_Stored rows_.
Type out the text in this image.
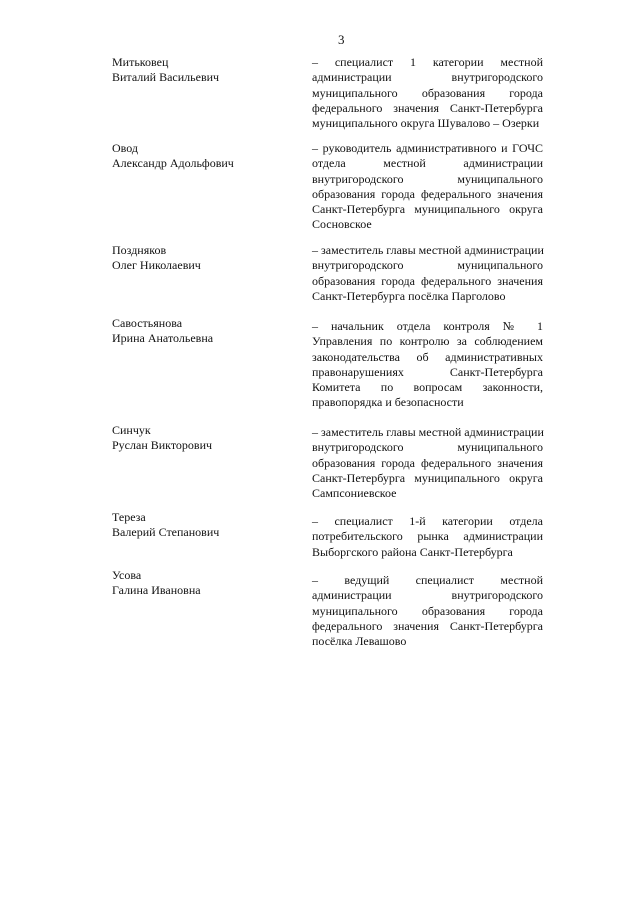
3
Митьковец
Виталий Васильевич
– специалист 1 категории местной
администрации внутригородского
муниципального образования города
федерального значения Санкт-Петербурга
муниципального округа Шувалово – Озерки
Овод
Александр Адольфович
– руководитель административного и ГОЧС
отдела местной администрации
внутригородского муниципального
образования города федерального значения
Санкт-Петербурга муниципального округа
Сосновское
Поздняков
Олег Николаевич
– заместитель главы местной администрации
внутригородского муниципального
образования города федерального значения
Санкт-Петербурга посёлка Парголово
Савостьянова
Ирина Анатольевна
– начальник отдела контроля № 1
Управления по контролю за соблюдением
законодательства об административных
правонарушениях Санкт-Петербурга
Комитета по вопросам законности,
правопорядка и безопасности
Синчук
Руслан Викторович
– заместитель главы местной администрации
внутригородского муниципального
образования города федерального значения
Санкт-Петербурга муниципального округа
Сампсониевское
Тереза
Валерий Степанович
– специалист 1-й категории отдела
потребительского рынка администрации
Выборгского района Санкт-Петербурга
Усова
Галина Ивановна
– ведущий специалист местной
администрации внутригородского
муниципального образования города
федерального значения Санкт-Петербурга
посёлка Левашово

_Given exercise_.
Reproduce the material above in full and without alteration, but skip all pictures.

_Written solution_.
Type out the text in this image.
3
Митьковец
Виталий Васильевич
– специалист 1 категории местной
администрации внутригородского
муниципального образования города
федерального значения Санкт-Петербурга
муниципального округа Шувалово – Озерки
Овод
Александр Адольфович
– руководитель административного и ГОЧС
отдела местной администрации
внутригородского муниципального
образования города федерального значения
Санкт-Петербурга муниципального округа
Сосновское
Поздняков
Олег Николаевич
– заместитель главы местной администрации
внутригородского муниципального
образования города федерального значения
Санкт-Петербурга посёлка Парголово
Савостьянова
Ирина Анатольевна
– начальник отдела контроля № 1
Управления по контролю за соблюдением
законодательства об административных
правонарушениях Санкт-Петербурга
Комитета по вопросам законности,
правопорядка и безопасности
Синчук
Руслан Викторович
– заместитель главы местной администрации
внутригородского муниципального
образования города федерального значения
Санкт-Петербурга муниципального округа
Сампсониевское
Тереза
Валерий Степанович
– специалист 1-й категории отдела
потребительского рынка администрации
Выборгского района Санкт-Петербурга
Усова
Галина Ивановна
– ведущий специалист местной
администрации внутригородского
муниципального образования города
федерального значения Санкт-Петербурга
посёлка Левашово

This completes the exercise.